DATA FOR THIS EXERCISE
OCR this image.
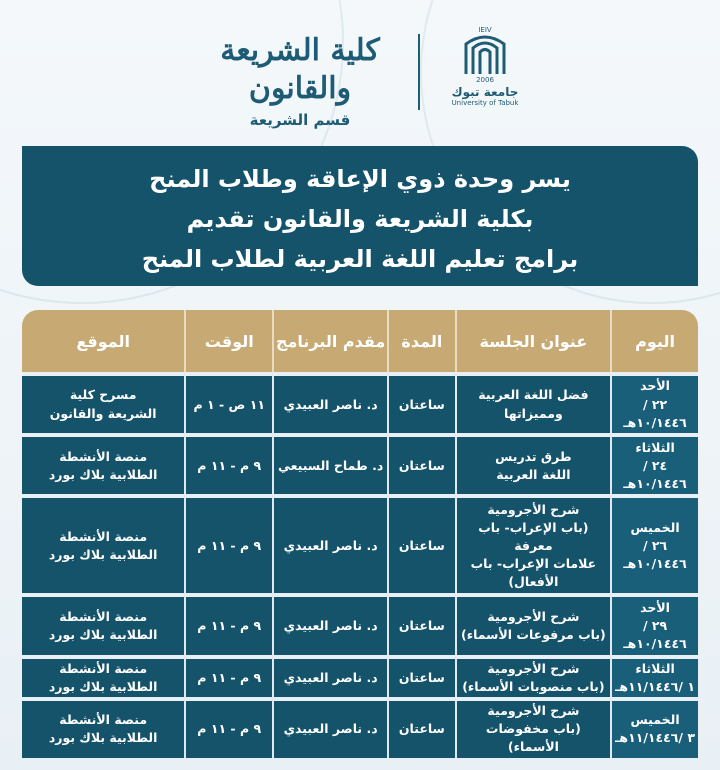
كلية الشريعة والقانون
قسم الشريعة
IEIV
2006
جامعة تبوك
University of Tabuk
يسر وحدة ذوي الإعاقة وطلاب المنح
بكلية الشريعة والقانون تقديم
برامج تعليم اللغة العربية لطلاب المنح
اليوم	عنوان الجلسة	المدة	مقدم البرنامج	الوقت	الموقع

الأحد
٢٢ /١٠/١٤٤٦هـ	فضل اللغة العربية
ومميزاتها	ساعتان	د. ناصر العبيدي	١١ ص - ١ م	مسرح كلية
الشريعة والقانون

الثلاثاء
٢٤ /١٠/١٤٤٦هـ	طرق تدريس
اللغة العربية	ساعتان	د. طماح السبيعي	٩ م - ١١ م	منصة الأنشطة
الطلابية بلاك بورد

الخميس
٢٦ /١٠/١٤٤٦هـ	شرح الأجرومية
(باب الإعراب- باب معرفة
علامات الإعراب- باب الأفعال)	ساعتان	د. ناصر العبيدي	٩ م - ١١ م	منصة الأنشطة
الطلابية بلاك بورد

الأحد
٢٩ /١٠/١٤٤٦هـ	شرح الأجرومية
(باب مرفوعات الأسماء)	ساعتان	د. ناصر العبيدي	٩ م - ١١ م	منصة الأنشطة
الطلابية بلاك بورد

الثلاثاء
١ /١١/١٤٤٦هـ	شرح الأجرومية
(باب منصوبات الأسماء)	ساعتان	د. ناصر العبيدي	٩ م - ١١ م	منصة الأنشطة
الطلابية بلاك بورد

الخميس
٣ /١١/١٤٤٦هـ	شرح الأجرومية
(باب مخفوضات الأسماء)	ساعتان	د. ناصر العبيدي	٩ م - ١١ م	منصة الأنشطة
الطلابية بلاك بورد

YOUR GOAL
Give an exact reproduction of every line, leaving out any picture.

WRITTEN SOLUTION
OCR this image.
كلية الشريعة والقانون
قسم الشريعة
IEIV
2006
جامعة تبوك
University of Tabuk
يسر وحدة ذوي الإعاقة وطلاب المنح
بكلية الشريعة والقانون تقديم
برامج تعليم اللغة العربية لطلاب المنح
اليوم	عنوان الجلسة	المدة	مقدم البرنامج	الوقت	الموقع

الأحد
٢٢ /١٠/١٤٤٦هـ	فضل اللغة العربية
ومميزاتها	ساعتان	د. ناصر العبيدي	١١ ص - ١ م	مسرح كلية
الشريعة والقانون

الثلاثاء
٢٤ /١٠/١٤٤٦هـ	طرق تدريس
اللغة العربية	ساعتان	د. طماح السبيعي	٩ م - ١١ م	منصة الأنشطة
الطلابية بلاك بورد

الخميس
٢٦ /١٠/١٤٤٦هـ	شرح الأجرومية
(باب الإعراب- باب معرفة
علامات الإعراب- باب الأفعال)	ساعتان	د. ناصر العبيدي	٩ م - ١١ م	منصة الأنشطة
الطلابية بلاك بورد

الأحد
٢٩ /١٠/١٤٤٦هـ	شرح الأجرومية
(باب مرفوعات الأسماء)	ساعتان	د. ناصر العبيدي	٩ م - ١١ م	منصة الأنشطة
الطلابية بلاك بورد

الثلاثاء
١ /١١/١٤٤٦هـ	شرح الأجرومية
(باب منصوبات الأسماء)	ساعتان	د. ناصر العبيدي	٩ م - ١١ م	منصة الأنشطة
الطلابية بلاك بورد

الخميس
٣ /١١/١٤٤٦هـ	شرح الأجرومية
(باب مخفوضات الأسماء)	ساعتان	د. ناصر العبيدي	٩ م - ١١ م	منصة الأنشطة
الطلابية بلاك بورد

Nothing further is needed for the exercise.